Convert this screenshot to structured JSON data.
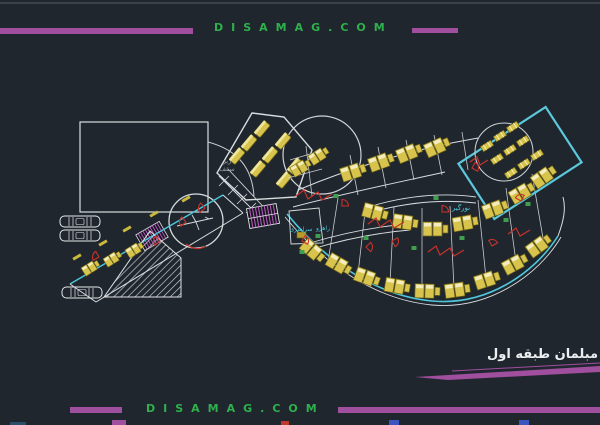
{
  "page": {
    "background": "#20262e"
  },
  "header": {
    "brand": "DISAMAG.COM",
    "brand_color": "#2eb14c",
    "bar_color": "#a04e9e"
  },
  "footer": {
    "brand": "DISAMAG.COM"
  },
  "title_block": {
    "label": "مبلمان طبقه اول"
  },
  "plan": {
    "labels": {
      "under_ceiling": "زیر\nسقف",
      "lightwell": "نورگیر",
      "corridor_1": "راهرو",
      "corridor_2": "سراسری"
    },
    "colors": {
      "wall": "#d9dde0",
      "glass_line": "#4ec7dc",
      "furniture": "#d8c44c",
      "door": "#c8322b",
      "stair_hatch": "#b257b8",
      "accent_green": "#3f9e4f"
    }
  }
}
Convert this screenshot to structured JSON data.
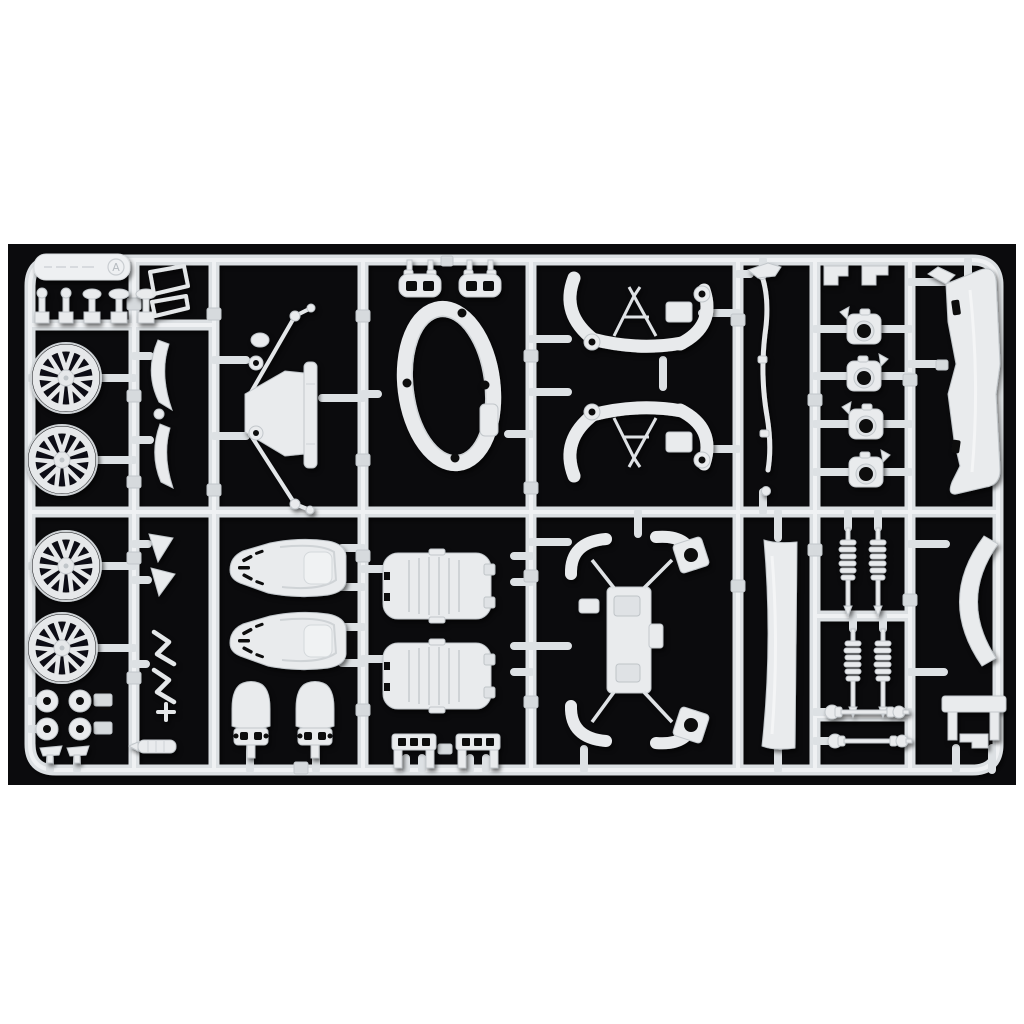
{
  "photo": {
    "page_background": "#ffffff",
    "photo_background": "#0b0b0d",
    "plastic_color": "#e9ebed",
    "runner_color": "#dde0e3",
    "description": "Plastic model car kit sprue (parts tree) in white/light-grey styrene photographed on a black background with white margins above and below",
    "sprue_letter": "A"
  },
  "sprue": {
    "label_plate": {
      "embossed_text_legible": false,
      "sprue_letter": "A"
    },
    "layout": {
      "rows": 2,
      "columns": 8,
      "frame": "rounded rectangle runner frame with internal column runners"
    },
    "parts_inventory": [
      {
        "name": "spoked-wheel",
        "count": 4
      },
      {
        "name": "hub-ring",
        "count": 4
      },
      {
        "name": "bucket-seat-shell",
        "count": 2
      },
      {
        "name": "headrest",
        "count": 2
      },
      {
        "name": "seat-cushion",
        "count": 2
      },
      {
        "name": "pedal-unit",
        "count": 2
      },
      {
        "name": "coil-spring-damper",
        "count": 4
      },
      {
        "name": "drive-shaft",
        "count": 2
      },
      {
        "name": "steering-knuckle",
        "count": 4
      },
      {
        "name": "cockpit-ring",
        "count": 1
      },
      {
        "name": "bulkhead-frame-with-braces",
        "count": 1
      },
      {
        "name": "suspension-cross-frame",
        "count": 2
      },
      {
        "name": "rear-axle-chassis-assembly",
        "count": 1
      },
      {
        "name": "front-bumper",
        "count": 1
      },
      {
        "name": "rocker-panel",
        "count": 1
      },
      {
        "name": "wheel-arch-trim",
        "count": 1
      },
      {
        "name": "mounting-bench-bracket",
        "count": 1
      },
      {
        "name": "exhaust-tip-blade",
        "count": 2
      },
      {
        "name": "air-funnel",
        "count": 2
      },
      {
        "name": "wiper-arm",
        "count": 2
      },
      {
        "name": "muffler-tip",
        "count": 1
      },
      {
        "name": "shift-lever-small-stalk",
        "count": 5
      },
      {
        "name": "window-frame-wire",
        "count": 2
      },
      {
        "name": "clamp-bracket",
        "count": 2
      },
      {
        "name": "linkage-rod",
        "count": 1
      },
      {
        "name": "angle-bracket",
        "count": 2
      },
      {
        "name": "foot-pad",
        "count": 2
      }
    ]
  }
}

What you will do:
Your copy of the data above should match it exactly, except that pictures are left out.

Answer to this problem:
Convert this screenshot to structured JSON data.
{
  "page": {
    "background": "#20262e"
  },
  "header": {
    "brand": "DISAMAG.COM",
    "brand_color": "#2eb14c",
    "bar_color": "#a04e9e"
  },
  "footer": {
    "brand": "DISAMAG.COM"
  },
  "title_block": {
    "label": "مبلمان طبقه اول"
  },
  "plan": {
    "labels": {
      "under_ceiling": "زیر\nسقف",
      "lightwell": "نورگیر",
      "corridor_1": "راهرو",
      "corridor_2": "سراسری"
    },
    "colors": {
      "wall": "#d9dde0",
      "glass_line": "#4ec7dc",
      "furniture": "#d8c44c",
      "door": "#c8322b",
      "stair_hatch": "#b257b8",
      "accent_green": "#3f9e4f"
    }
  }
}
Convert this screenshot to structured JSON data.
{
  "photo": {
    "page_background": "#ffffff",
    "photo_background": "#0b0b0d",
    "plastic_color": "#e9ebed",
    "runner_color": "#dde0e3",
    "description": "Plastic model car kit sprue (parts tree) in white/light-grey styrene photographed on a black background with white margins above and below",
    "sprue_letter": "A"
  },
  "sprue": {
    "label_plate": {
      "embossed_text_legible": false,
      "sprue_letter": "A"
    },
    "layout": {
      "rows": 2,
      "columns": 8,
      "frame": "rounded rectangle runner frame with internal column runners"
    },
    "parts_inventory": [
      {
        "name": "spoked-wheel",
        "count": 4
      },
      {
        "name": "hub-ring",
        "count": 4
      },
      {
        "name": "bucket-seat-shell",
        "count": 2
      },
      {
        "name": "headrest",
        "count": 2
      },
      {
        "name": "seat-cushion",
        "count": 2
      },
      {
        "name": "pedal-unit",
        "count": 2
      },
      {
        "name": "coil-spring-damper",
        "count": 4
      },
      {
        "name": "drive-shaft",
        "count": 2
      },
      {
        "name": "steering-knuckle",
        "count": 4
      },
      {
        "name": "cockpit-ring",
        "count": 1
      },
      {
        "name": "bulkhead-frame-with-braces",
        "count": 1
      },
      {
        "name": "suspension-cross-frame",
        "count": 2
      },
      {
        "name": "rear-axle-chassis-assembly",
        "count": 1
      },
      {
        "name": "front-bumper",
        "count": 1
      },
      {
        "name": "rocker-panel",
        "count": 1
      },
      {
        "name": "wheel-arch-trim",
        "count": 1
      },
      {
        "name": "mounting-bench-bracket",
        "count": 1
      },
      {
        "name": "exhaust-tip-blade",
        "count": 2
      },
      {
        "name": "air-funnel",
        "count": 2
      },
      {
        "name": "wiper-arm",
        "count": 2
      },
      {
        "name": "muffler-tip",
        "count": 1
      },
      {
        "name": "shift-lever-small-stalk",
        "count": 5
      },
      {
        "name": "window-frame-wire",
        "count": 2
      },
      {
        "name": "clamp-bracket",
        "count": 2
      },
      {
        "name": "linkage-rod",
        "count": 1
      },
      {
        "name": "angle-bracket",
        "count": 2
      },
      {
        "name": "foot-pad",
        "count": 2
      }
    ]
  }
}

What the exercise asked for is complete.